#### Task statement:
Transcribe every line of the listing below without any deviation.

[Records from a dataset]

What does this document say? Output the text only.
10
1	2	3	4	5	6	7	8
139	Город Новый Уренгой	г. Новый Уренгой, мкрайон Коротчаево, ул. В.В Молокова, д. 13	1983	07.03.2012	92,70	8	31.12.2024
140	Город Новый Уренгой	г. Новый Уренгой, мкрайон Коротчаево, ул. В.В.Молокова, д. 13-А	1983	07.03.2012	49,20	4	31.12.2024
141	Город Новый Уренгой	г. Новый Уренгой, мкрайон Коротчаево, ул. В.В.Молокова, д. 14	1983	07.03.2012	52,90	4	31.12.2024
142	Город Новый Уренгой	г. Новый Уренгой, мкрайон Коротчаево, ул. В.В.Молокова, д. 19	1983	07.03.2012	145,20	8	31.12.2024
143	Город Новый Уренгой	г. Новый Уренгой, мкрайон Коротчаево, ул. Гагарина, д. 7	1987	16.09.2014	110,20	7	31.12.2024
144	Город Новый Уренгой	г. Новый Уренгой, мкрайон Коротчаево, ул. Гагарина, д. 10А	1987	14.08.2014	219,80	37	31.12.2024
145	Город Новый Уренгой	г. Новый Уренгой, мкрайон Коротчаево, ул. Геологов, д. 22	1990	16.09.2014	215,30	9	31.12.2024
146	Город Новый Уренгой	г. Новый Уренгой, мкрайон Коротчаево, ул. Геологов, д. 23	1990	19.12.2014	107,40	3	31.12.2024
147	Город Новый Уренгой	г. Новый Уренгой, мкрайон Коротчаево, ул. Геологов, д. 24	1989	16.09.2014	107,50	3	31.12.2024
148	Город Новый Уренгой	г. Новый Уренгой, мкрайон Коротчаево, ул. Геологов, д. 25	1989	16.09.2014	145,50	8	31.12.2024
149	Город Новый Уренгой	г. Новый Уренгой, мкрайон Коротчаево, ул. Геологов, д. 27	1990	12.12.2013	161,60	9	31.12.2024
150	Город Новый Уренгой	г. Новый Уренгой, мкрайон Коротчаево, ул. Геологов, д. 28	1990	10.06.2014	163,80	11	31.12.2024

#### Written answer:
What does this document say? Output the text only.
10
1	2	3	4	5	6	7	8
139	Город Новый Уренгой	г. Новый Уренгой, мкрайон Коротчаево, ул. В.В Молокова, д. 13	1983	07.03.2012	92,70	8	31.12.2024
140	Город Новый Уренгой	г. Новый Уренгой, мкрайон Коротчаево, ул. В.В.Молокова, д. 13-А	1983	07.03.2012	49,20	4	31.12.2024
141	Город Новый Уренгой	г. Новый Уренгой, мкрайон Коротчаево, ул. В.В.Молокова, д. 14	1983	07.03.2012	52,90	4	31.12.2024
142	Город Новый Уренгой	г. Новый Уренгой, мкрайон Коротчаево, ул. В.В.Молокова, д. 19	1983	07.03.2012	145,20	8	31.12.2024
143	Город Новый Уренгой	г. Новый Уренгой, мкрайон Коротчаево, ул. Гагарина, д. 7	1987	16.09.2014	110,20	7	31.12.2024
144	Город Новый Уренгой	г. Новый Уренгой, мкрайон Коротчаево, ул. Гагарина, д. 10А	1987	14.08.2014	219,80	37	31.12.2024
145	Город Новый Уренгой	г. Новый Уренгой, мкрайон Коротчаево, ул. Геологов, д. 22	1990	16.09.2014	215,30	9	31.12.2024
146	Город Новый Уренгой	г. Новый Уренгой, мкрайон Коротчаево, ул. Геологов, д. 23	1990	19.12.2014	107,40	3	31.12.2024
147	Город Новый Уренгой	г. Новый Уренгой, мкрайон Коротчаево, ул. Геологов, д. 24	1989	16.09.2014	107,50	3	31.12.2024
148	Город Новый Уренгой	г. Новый Уренгой, мкрайон Коротчаево, ул. Геологов, д. 25	1989	16.09.2014	145,50	8	31.12.2024
149	Город Новый Уренгой	г. Новый Уренгой, мкрайон Коротчаево, ул. Геологов, д. 27	1990	12.12.2013	161,60	9	31.12.2024
150	Город Новый Уренгой	г. Новый Уренгой, мкрайон Коротчаево, ул. Геологов, д. 28	1990	10.06.2014	163,80	11	31.12.2024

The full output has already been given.